Assim, parece pacífico que no âmbito do processo arbitral tributário o momento que marca o encerramento da discussão de facto em torno do caso a decidir é o que coincide com o encerramento da reunião a que alude o artigo 18º do RJAT, ou com a apresentação das alegações por escrito quando tal for requerido pelas partes ou determinado pelo tribunal ouvidas as mesmas.

No caso dos presentes autos, as partes requereram a junção aos autos das supra mencionadas decisões arbitrais em momentos distintos, mas em ambos os casos depois de finda a produção de prova e encerrada a discussão e já depois de apresentadas as alegações. O processo contencioso tributário e bem assim o processo arbitral não admitem requerimentos avulsos, tanto mais que, neste caso, o processo deve ser célere. Porém, também é verdade que o processo deve ser justo e proporcionar às partes os meios legítimos de defesa dos seus interesses processuais, em obediência aos princípios do contraditório, da igualdade das partes, da cooperação e boa fé processual, princípio da autonomia do tribunal arbitral na condução do processo e na determinação das regras a observar, em prazo razoável, de uma pronúncia de mérito sobre as pretensões formuladas, conforme o disposto no artigo 16º do RJAT. Acrescenta, ainda, este último dispositivo legal o princípio da publicidade, o qual impõe que seja assegurada a divulgação das decisões arbitrais devidamente expurgadas de quaisquer elementos susceptíveis de identificar a pessoa ou pessoas a que dizem respeito.

 

Ponderados os princípios supra expostos e atendendo ao facto de muitas das decisões arbitrais já proferidas nesta matéria não se encontrarem ainda disponíveis para consulta pública, nomeadamente as que foram juntas aos autos pelas partes ao tempo em que tal foi requerido, entendeu este tribunal que se justificava permitir a junção das referidas decisões, obedecendo ao princípio do contraditório o qual foi assegurado, ainda que daí decorresse algum tempo mais até à prolação da decisão final. Desta forma foi plenamente assegurado às partes que, em defesa das respectivas posições processuais, invocassem a jurisprudência arbitral que entretanto foi de seu conhecimento sobre as questões em discussão nos presentes autos, de forma igual e totalmente transparente.

● **ENUNCIADO A**
Traduza para inglês esta frase do excerto: «O processo contencioso tributário e bem assim o processo arbitral não admitem requerimentos avulsos, tanto mais que, neste caso, o processo deve ser célere.»
● **ENUNCIADO B**
Atualize a parte dos registos que vai do início até à linha que contém "Bar bbox=[312, 59, 315, 375]", inclusive, substituindo "Bar" por "Barra" e mantendo tudo o resto inalterado.
Os registos não têm qualquer relação com o excerto.

● **REGISTOS FORNECIDOS**

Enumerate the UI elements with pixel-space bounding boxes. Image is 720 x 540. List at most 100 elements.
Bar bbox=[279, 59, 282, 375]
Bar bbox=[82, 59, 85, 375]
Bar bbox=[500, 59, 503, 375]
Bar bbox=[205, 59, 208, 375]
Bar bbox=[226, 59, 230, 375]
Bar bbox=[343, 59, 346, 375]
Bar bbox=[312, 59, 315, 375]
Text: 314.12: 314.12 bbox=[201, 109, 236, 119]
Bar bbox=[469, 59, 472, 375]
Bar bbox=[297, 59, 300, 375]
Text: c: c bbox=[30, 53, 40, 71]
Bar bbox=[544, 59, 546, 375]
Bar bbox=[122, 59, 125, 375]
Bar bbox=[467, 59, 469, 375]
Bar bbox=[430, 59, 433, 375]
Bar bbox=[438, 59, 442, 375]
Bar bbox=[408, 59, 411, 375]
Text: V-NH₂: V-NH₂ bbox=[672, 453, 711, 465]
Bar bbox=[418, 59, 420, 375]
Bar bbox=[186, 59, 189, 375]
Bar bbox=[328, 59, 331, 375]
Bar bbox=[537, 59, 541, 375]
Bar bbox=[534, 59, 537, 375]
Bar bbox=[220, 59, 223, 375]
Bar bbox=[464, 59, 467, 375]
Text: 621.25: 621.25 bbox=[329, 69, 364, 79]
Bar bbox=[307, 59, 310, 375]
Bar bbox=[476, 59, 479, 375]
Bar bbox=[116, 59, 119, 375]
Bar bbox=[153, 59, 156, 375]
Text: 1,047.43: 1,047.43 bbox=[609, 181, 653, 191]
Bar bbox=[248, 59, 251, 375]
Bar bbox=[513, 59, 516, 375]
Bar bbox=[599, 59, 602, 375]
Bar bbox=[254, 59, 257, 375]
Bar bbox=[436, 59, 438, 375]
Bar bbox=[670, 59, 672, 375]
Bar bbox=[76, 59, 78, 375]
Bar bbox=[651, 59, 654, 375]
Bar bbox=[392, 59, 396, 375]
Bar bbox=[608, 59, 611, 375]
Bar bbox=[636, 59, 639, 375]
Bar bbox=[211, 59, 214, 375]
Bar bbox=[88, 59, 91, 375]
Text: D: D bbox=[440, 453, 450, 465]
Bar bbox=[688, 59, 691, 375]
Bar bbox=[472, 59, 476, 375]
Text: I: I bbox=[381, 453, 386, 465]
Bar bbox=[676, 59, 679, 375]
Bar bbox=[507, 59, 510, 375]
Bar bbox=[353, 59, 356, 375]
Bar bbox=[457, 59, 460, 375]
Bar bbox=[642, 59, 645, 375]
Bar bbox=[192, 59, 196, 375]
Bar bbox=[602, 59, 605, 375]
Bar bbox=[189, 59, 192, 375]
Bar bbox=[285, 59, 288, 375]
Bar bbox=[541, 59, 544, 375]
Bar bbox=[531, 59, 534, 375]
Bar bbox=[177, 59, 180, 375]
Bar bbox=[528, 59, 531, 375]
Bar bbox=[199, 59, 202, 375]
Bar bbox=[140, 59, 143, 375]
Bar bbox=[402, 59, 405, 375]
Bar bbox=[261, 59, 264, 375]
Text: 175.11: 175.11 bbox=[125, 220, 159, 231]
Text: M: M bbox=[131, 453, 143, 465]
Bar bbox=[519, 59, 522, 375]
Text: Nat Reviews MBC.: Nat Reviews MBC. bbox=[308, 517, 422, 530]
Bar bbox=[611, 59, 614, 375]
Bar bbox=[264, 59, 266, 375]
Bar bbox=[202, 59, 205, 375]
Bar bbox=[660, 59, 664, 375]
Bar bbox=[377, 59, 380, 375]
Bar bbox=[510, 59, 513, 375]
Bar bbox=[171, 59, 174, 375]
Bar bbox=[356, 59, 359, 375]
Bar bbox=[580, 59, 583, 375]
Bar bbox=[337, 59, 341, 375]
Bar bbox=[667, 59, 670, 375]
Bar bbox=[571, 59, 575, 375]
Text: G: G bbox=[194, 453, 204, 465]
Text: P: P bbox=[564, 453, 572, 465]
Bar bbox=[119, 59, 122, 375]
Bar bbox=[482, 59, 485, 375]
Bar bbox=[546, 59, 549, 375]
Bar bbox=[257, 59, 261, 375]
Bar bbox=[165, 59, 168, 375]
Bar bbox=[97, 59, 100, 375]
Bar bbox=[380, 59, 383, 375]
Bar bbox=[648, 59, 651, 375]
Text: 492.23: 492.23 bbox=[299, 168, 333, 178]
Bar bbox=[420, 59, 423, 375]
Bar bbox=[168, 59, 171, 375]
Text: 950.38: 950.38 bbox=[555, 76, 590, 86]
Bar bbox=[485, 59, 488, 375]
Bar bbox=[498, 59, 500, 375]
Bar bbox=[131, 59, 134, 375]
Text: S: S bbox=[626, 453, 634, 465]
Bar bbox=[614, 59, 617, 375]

● **RESULTADO ESPERADO A**
Tax litigation proceedings, as well as arbitration proceedings, do not allow standalone applications, all the more so since, in this case, the proceedings must be expeditious.

● **RESULTADO ESPERADO B**
Enumerate the UI elements with pixel-space bounding boxes. Image is 720 x 540. List at most 100 elements.
Barra bbox=[279, 59, 282, 375]
Barra bbox=[82, 59, 85, 375]
Barra bbox=[500, 59, 503, 375]
Barra bbox=[205, 59, 208, 375]
Barra bbox=[226, 59, 230, 375]
Barra bbox=[343, 59, 346, 375]
Barra bbox=[312, 59, 315, 375]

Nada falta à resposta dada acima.